[Start of DATA SECTION]

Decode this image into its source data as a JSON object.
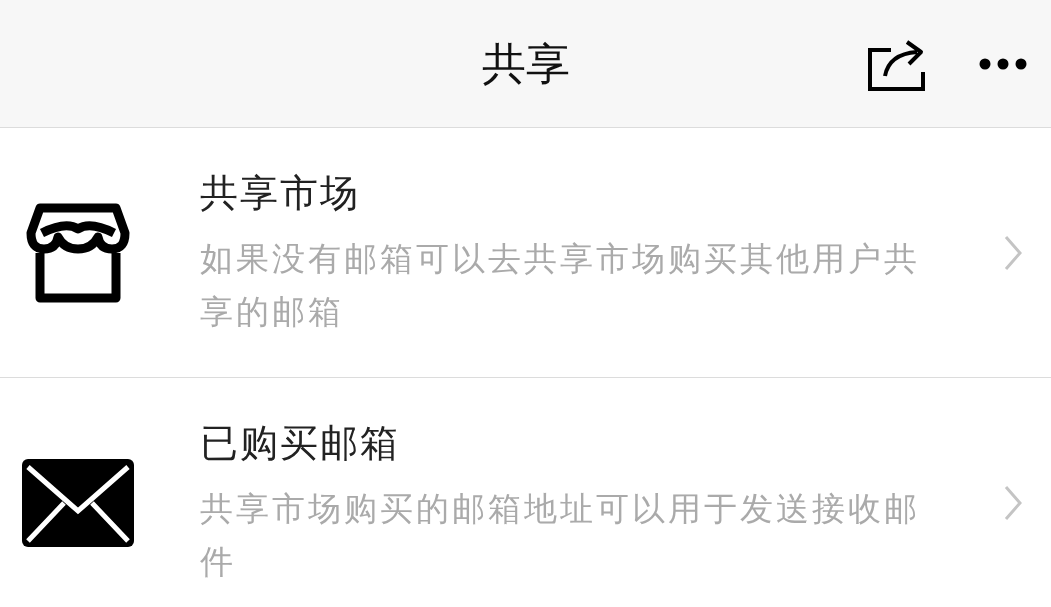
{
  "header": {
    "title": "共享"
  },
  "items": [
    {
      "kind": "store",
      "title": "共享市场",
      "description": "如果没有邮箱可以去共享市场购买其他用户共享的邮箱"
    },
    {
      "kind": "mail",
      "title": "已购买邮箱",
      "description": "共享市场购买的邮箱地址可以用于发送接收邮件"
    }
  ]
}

[End of DATA SECTION]

### EXERCISE INSTRUCTIONS
Reproduce the material above in full, exactly, with no images.

### RESPONSE
Decode this image into its source data as a JSON object.
{
  "header": {
    "title": "共享"
  },
  "items": [
    {
      "kind": "store",
      "title": "共享市场",
      "description": "如果没有邮箱可以去共享市场购买其他用户共享的邮箱"
    },
    {
      "kind": "mail",
      "title": "已购买邮箱",
      "description": "共享市场购买的邮箱地址可以用于发送接收邮件"
    }
  ]
}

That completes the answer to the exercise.